**** Exercise data

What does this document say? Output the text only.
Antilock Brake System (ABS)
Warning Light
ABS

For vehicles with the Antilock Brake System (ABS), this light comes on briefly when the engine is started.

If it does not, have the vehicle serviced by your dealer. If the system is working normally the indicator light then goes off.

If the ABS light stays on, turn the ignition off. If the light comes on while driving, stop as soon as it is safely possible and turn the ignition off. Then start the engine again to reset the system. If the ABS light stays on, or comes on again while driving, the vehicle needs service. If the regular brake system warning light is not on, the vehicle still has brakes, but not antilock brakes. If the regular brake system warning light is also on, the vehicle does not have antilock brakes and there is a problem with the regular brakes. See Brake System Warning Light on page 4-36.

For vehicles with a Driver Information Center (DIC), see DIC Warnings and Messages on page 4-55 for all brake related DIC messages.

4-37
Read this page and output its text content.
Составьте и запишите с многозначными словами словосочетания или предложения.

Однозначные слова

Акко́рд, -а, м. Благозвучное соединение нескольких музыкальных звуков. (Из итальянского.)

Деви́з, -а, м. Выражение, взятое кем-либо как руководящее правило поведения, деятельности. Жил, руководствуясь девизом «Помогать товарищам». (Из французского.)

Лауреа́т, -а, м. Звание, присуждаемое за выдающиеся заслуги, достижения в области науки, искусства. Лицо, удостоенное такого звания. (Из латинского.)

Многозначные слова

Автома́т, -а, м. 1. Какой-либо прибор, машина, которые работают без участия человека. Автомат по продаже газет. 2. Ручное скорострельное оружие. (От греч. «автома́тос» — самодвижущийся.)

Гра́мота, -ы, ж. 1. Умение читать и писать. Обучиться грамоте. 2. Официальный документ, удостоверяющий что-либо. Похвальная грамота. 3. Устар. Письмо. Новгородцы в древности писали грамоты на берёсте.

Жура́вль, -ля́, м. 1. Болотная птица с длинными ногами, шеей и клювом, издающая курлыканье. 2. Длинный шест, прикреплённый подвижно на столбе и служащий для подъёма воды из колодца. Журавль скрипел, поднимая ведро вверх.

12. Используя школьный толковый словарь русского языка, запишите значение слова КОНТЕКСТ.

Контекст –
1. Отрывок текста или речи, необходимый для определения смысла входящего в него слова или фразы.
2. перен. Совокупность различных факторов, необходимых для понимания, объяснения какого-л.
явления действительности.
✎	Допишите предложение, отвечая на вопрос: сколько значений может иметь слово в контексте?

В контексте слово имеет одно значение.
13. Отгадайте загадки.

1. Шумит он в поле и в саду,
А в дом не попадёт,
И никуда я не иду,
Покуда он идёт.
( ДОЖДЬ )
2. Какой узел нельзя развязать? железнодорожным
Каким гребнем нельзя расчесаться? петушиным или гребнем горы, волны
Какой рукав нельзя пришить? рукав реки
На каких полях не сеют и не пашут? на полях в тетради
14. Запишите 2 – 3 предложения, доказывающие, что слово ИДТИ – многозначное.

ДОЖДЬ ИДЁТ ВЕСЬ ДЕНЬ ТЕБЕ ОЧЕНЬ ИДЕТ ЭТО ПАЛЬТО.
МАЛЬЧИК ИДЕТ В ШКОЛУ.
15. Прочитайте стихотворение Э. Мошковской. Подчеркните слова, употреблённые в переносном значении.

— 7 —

********

> Short problem: Each line in the material above must be retyped without alteration.

> Written solution:
What does this document say? Output the text only.
Antilock Brake System (ABS)
Warning Light
ABS

For vehicles with the Antilock Brake System (ABS), this light comes on briefly when the engine is started.

If it does not, have the vehicle serviced by your dealer. If the system is working normally the indicator light then goes off.

If the ABS light stays on, turn the ignition off. If the light comes on while driving, stop as soon as it is safely possible and turn the ignition off. Then start the engine again to reset the system. If the ABS light stays on, or comes on again while driving, the vehicle needs service. If the regular brake system warning light is not on, the vehicle still has brakes, but not antilock brakes. If the regular brake system warning light is also on, the vehicle does not have antilock brakes and there is a problem with the regular brakes. See Brake System Warning Light on page 4-36.

For vehicles with a Driver Information Center (DIC), see DIC Warnings and Messages on page 4-55 for all brake related DIC messages.

4-37
Read this page and output its text content.
Составьте и запишите с многозначными словами словосочетания или предложения.

Однозначные слова

Акко́рд, -а, м. Благозвучное соединение нескольких музыкальных звуков. (Из итальянского.)

Деви́з, -а, м. Выражение, взятое кем-либо как руководящее правило поведения, деятельности. Жил, руководствуясь девизом «Помогать товарищам». (Из французского.)

Лауреа́т, -а, м. Звание, присуждаемое за выдающиеся заслуги, достижения в области науки, искусства. Лицо, удостоенное такого звания. (Из латинского.)

Многозначные слова

Автома́т, -а, м. 1. Какой-либо прибор, машина, которые работают без участия человека. Автомат по продаже газет. 2. Ручное скорострельное оружие. (От греч. «автома́тос» — самодвижущийся.)

Гра́мота, -ы, ж. 1. Умение читать и писать. Обучиться грамоте. 2. Официальный документ, удостоверяющий что-либо. Похвальная грамота. 3. Устар. Письмо. Новгородцы в древности писали грамоты на берёсте.

Жура́вль, -ля́, м. 1. Болотная птица с длинными ногами, шеей и клювом, издающая курлыканье. 2. Длинный шест, прикреплённый подвижно на столбе и служащий для подъёма воды из колодца. Журавль скрипел, поднимая ведро вверх.

12. Используя школьный толковый словарь русского языка, запишите значение слова КОНТЕКСТ.

Контекст –
1. Отрывок текста или речи, необходимый для определения смысла входящего в него слова или фразы.
2. перен. Совокупность различных факторов, необходимых для понимания, объяснения какого-л.
явления действительности.
✎	Допишите предложение, отвечая на вопрос: сколько значений может иметь слово в контексте?

В контексте слово имеет одно значение.
13. Отгадайте загадки.

1. Шумит он в поле и в саду,
А в дом не попадёт,
И никуда я не иду,
Покуда он идёт.
( ДОЖДЬ )
2. Какой узел нельзя развязать? железнодорожным
Каким гребнем нельзя расчесаться? петушиным или гребнем горы, волны
Какой рукав нельзя пришить? рукав реки
На каких полях не сеют и не пашут? на полях в тетради
14. Запишите 2 – 3 предложения, доказывающие, что слово ИДТИ – многозначное.

ДОЖДЬ ИДЁТ ВЕСЬ ДЕНЬ ТЕБЕ ОЧЕНЬ ИДЕТ ЭТО ПАЛЬТО.
МАЛЬЧИК ИДЕТ В ШКОЛУ.
15. Прочитайте стихотворение Э. Мошковской. Подчеркните слова, употреблённые в переносном значении.

— 7 —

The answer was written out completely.